[Begin Records provided]
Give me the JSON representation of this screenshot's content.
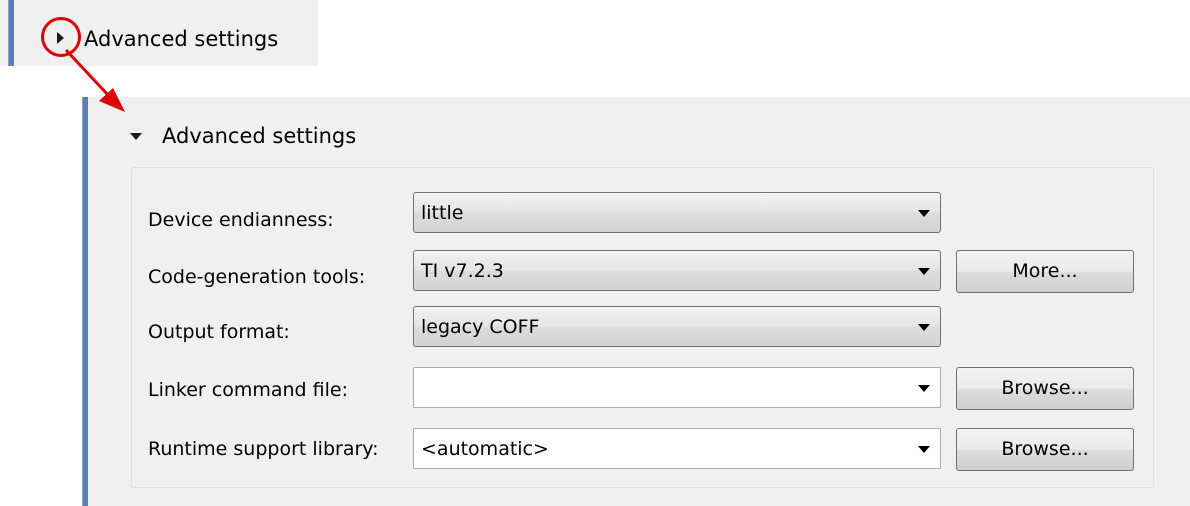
{
  "collapsed": {
    "label": "Advanced settings"
  },
  "expanded": {
    "label": "Advanced settings"
  },
  "settings": {
    "rows": [
      {
        "label": "Device endianness:",
        "value": "little"
      },
      {
        "label": "Code-generation tools:",
        "value": "TI v7.2.3",
        "button": "More..."
      },
      {
        "label": "Output format:",
        "value": "legacy COFF"
      },
      {
        "label": "Linker command file:",
        "value": "",
        "button": "Browse..."
      },
      {
        "label": "Runtime support library:",
        "value": "<automatic>",
        "button": "Browse..."
      }
    ]
  },
  "colors": {
    "annotation": "#e00000",
    "section_border": "#5c7fb3"
  }
}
[End Records provided]
The task - Report how many lines in these entries contain "label". Answer with the number only.

Output of the task - 7